• **How to complete this task**
From the post on the COVID-19 shutdown, print the passage that opens with the words containing "However, other than" and closes with "are shut down.".

[[ Study text, beginning ]]

Archive for the ‘education’ Category

Don’t be afraid

by baldilocks

When it’s over, it will be great.

I will miss the quietness, however.

My residential street runs parallel to a nearby busy boulevard and it makes a great short-cut to avoid heavy traffic

But there are no speedbumps on my street and, as a result, drivers fly down it on their way to and from work. There are lots of near misses, if the amount of horn-honking is any indication.  And I’m not a little surprised that there hasn’t been any trading of lead-encased propellants in the five years that I’ve lived here. This is Los Angeles, after all.

However, other than the speeders, my very racially integrated neighborhood is quite peaceful and the near shutdown of the city due to COVID-19 has given it surrealism. It’s almost like living in the country.

No one is in a rush to go to work because so few are even allowed to go. The schools and colleges are shut down.

It’s certain, however, that much work and education is being conducted via digital means and when the shutdown ends, it will be interesting to see how these things will be transformed by the revelation that more stuff gets done when employees and students stay home.

[[ Study text, end ]]
[[ Record extracts, beginning ]]

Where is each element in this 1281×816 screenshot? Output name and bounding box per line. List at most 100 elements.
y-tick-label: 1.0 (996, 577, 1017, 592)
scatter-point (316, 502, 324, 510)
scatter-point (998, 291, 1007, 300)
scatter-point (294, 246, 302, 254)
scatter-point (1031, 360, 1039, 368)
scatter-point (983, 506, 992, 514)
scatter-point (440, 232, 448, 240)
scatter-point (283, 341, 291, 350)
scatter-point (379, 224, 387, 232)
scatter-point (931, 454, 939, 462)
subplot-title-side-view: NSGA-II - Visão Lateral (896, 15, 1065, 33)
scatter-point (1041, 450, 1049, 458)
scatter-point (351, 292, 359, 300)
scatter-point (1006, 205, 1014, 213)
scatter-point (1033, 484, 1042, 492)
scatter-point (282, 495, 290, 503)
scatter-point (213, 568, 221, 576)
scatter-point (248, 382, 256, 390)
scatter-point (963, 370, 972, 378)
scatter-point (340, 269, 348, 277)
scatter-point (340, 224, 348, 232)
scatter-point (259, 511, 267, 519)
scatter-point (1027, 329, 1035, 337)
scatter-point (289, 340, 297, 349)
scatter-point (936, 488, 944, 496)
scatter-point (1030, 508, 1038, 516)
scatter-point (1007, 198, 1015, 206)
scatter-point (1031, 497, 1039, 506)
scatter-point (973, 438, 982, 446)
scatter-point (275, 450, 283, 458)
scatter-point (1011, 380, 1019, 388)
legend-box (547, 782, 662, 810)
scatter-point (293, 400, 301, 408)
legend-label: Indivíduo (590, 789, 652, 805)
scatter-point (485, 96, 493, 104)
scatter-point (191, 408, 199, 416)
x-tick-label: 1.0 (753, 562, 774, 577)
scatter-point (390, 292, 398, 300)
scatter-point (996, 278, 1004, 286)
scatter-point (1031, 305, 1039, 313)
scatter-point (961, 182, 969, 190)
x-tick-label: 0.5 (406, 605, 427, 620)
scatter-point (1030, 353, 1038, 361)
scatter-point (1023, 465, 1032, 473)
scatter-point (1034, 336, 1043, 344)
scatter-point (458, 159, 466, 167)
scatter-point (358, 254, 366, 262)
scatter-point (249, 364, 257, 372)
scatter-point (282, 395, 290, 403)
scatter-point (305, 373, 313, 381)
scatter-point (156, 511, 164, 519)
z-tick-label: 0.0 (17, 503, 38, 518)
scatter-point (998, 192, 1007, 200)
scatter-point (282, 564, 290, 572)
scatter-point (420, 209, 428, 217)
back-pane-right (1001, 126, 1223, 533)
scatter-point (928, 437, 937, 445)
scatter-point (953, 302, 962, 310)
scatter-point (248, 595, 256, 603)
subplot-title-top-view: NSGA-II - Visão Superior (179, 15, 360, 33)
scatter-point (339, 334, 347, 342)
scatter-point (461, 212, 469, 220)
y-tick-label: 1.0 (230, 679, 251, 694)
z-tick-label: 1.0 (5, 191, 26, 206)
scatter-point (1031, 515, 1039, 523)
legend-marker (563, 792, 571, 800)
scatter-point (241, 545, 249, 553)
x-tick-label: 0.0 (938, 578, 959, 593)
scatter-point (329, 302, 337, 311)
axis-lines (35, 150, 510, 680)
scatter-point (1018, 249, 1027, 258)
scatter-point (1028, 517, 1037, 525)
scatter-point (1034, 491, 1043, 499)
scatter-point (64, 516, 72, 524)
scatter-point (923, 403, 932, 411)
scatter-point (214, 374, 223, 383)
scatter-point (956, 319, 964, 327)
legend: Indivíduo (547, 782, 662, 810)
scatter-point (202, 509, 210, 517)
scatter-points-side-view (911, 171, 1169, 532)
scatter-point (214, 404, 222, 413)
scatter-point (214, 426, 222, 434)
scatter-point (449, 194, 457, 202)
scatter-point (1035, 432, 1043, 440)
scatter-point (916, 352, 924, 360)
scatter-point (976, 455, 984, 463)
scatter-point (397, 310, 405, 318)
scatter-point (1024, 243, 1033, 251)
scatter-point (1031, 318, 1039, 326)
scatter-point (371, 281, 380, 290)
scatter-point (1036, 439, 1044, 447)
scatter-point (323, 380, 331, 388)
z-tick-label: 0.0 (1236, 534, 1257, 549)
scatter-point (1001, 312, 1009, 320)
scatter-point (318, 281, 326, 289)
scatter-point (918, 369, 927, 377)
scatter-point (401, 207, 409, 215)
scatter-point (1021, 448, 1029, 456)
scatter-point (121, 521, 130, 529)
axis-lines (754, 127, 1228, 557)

[[ Record extracts, end ]]

• **Answer to the exercise**
However, other than the speeders, my very racially integrated neighborhood is quite peaceful and the near shutdown of the city due to COVID-19 has given it surrealism. It’s almost like living in the country.

No one is in a rush to go to work because so few are even allowed to go. The schools and colleges are shut down.